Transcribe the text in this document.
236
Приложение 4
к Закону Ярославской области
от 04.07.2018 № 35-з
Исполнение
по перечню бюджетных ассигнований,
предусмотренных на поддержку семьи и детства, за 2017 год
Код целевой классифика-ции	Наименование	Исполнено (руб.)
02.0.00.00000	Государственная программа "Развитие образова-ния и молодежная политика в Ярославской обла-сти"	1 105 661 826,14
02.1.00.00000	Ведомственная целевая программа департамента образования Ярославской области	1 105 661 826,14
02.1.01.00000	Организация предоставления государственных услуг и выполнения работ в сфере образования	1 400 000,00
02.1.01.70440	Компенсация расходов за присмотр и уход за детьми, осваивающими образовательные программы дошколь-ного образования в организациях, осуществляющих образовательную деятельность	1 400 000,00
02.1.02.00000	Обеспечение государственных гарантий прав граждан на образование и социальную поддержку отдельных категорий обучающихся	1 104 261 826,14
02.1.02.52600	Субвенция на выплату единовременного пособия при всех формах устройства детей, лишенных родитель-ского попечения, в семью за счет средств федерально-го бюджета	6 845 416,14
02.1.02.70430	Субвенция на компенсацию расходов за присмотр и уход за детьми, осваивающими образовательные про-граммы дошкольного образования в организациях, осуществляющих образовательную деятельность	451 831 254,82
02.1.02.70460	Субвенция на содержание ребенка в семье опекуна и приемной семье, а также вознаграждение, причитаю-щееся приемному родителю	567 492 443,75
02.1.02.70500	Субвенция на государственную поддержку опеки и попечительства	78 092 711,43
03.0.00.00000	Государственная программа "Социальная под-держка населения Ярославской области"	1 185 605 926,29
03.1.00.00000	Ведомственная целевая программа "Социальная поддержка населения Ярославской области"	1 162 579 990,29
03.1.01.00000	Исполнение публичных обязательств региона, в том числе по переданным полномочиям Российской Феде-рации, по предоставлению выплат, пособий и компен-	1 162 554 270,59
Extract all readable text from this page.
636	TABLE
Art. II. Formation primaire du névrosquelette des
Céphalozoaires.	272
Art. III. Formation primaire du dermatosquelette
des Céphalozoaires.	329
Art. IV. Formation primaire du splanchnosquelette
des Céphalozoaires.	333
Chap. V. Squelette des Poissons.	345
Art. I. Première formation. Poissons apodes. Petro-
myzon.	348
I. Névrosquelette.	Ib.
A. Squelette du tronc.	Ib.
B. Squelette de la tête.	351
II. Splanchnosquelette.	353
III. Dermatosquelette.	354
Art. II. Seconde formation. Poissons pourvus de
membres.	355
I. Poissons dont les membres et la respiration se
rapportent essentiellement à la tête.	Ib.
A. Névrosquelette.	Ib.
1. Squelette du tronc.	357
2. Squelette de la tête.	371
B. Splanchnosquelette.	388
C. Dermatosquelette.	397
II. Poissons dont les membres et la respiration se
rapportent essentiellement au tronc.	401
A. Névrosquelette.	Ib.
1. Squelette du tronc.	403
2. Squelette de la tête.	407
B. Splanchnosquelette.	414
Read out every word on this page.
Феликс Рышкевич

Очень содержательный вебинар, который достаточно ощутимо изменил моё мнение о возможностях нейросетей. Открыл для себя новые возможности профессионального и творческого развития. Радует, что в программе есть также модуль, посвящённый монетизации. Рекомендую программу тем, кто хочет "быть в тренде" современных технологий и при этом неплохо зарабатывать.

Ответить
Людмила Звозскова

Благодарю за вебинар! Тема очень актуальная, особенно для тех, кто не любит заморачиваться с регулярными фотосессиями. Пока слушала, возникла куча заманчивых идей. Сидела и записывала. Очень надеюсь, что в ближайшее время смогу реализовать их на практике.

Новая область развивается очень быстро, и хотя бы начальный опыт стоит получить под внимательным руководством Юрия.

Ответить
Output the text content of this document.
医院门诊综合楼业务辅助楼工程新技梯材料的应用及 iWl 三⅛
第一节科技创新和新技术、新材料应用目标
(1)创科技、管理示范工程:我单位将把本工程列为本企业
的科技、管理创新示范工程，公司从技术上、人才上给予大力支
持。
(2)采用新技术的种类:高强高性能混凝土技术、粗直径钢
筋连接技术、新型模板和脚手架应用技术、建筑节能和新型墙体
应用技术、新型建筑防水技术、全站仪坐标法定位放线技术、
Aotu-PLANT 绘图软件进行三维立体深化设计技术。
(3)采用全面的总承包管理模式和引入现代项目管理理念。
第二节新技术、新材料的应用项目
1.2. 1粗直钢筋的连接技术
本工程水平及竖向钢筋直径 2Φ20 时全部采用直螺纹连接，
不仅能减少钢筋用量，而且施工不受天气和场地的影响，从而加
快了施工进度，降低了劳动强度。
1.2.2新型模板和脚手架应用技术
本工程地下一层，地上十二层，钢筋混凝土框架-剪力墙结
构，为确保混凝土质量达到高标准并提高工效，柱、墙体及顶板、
#####
THE PROBLEM: Take the lines above from the one holding "Read out every word on this page." to the last and output them exactly.

FINISHED ANSWER:
Read out every word on this page.
Феликс Рышкевич

Очень содержательный вебинар, который достаточно ощутимо изменил моё мнение о возможностях нейросетей. Открыл для себя новые возможности профессионального и творческого развития. Радует, что в программе есть также модуль, посвящённый монетизации. Рекомендую программу тем, кто хочет "быть в тренде" современных технологий и при этом неплохо зарабатывать.

Ответить
Людмила Звозскова

Благодарю за вебинар! Тема очень актуальная, особенно для тех, кто не любит заморачиваться с регулярными фотосессиями. Пока слушала, возникла куча заманчивых идей. Сидела и записывала. Очень надеюсь, что в ближайшее время смогу реализовать их на практике.

Новая область развивается очень быстро, и хотя бы начальный опыт стоит получить под внимательным руководством Юрия.

Ответить
Output the text content of this document.
医院门诊综合楼业务辅助楼工程新技梯材料的应用及 iWl 三⅛
第一节科技创新和新技术、新材料应用目标
(1)创科技、管理示范工程:我单位将把本工程列为本企业
的科技、管理创新示范工程，公司从技术上、人才上给予大力支
持。
(2)采用新技术的种类:高强高性能混凝土技术、粗直径钢
筋连接技术、新型模板和脚手架应用技术、建筑节能和新型墙体
应用技术、新型建筑防水技术、全站仪坐标法定位放线技术、
Aotu-PLANT 绘图软件进行三维立体深化设计技术。
(3)采用全面的总承包管理模式和引入现代项目管理理念。
第二节新技术、新材料的应用项目
1.2. 1粗直钢筋的连接技术
本工程水平及竖向钢筋直径 2Φ20 时全部采用直螺纹连接，
不仅能减少钢筋用量，而且施工不受天气和场地的影响，从而加
快了施工进度，降低了劳动强度。
1.2.2新型模板和脚手架应用技术
本工程地下一层，地上十二层，钢筋混凝土框架-剪力墙结
构，为确保混凝土质量达到高标准并提高工效，柱、墙体及顶板、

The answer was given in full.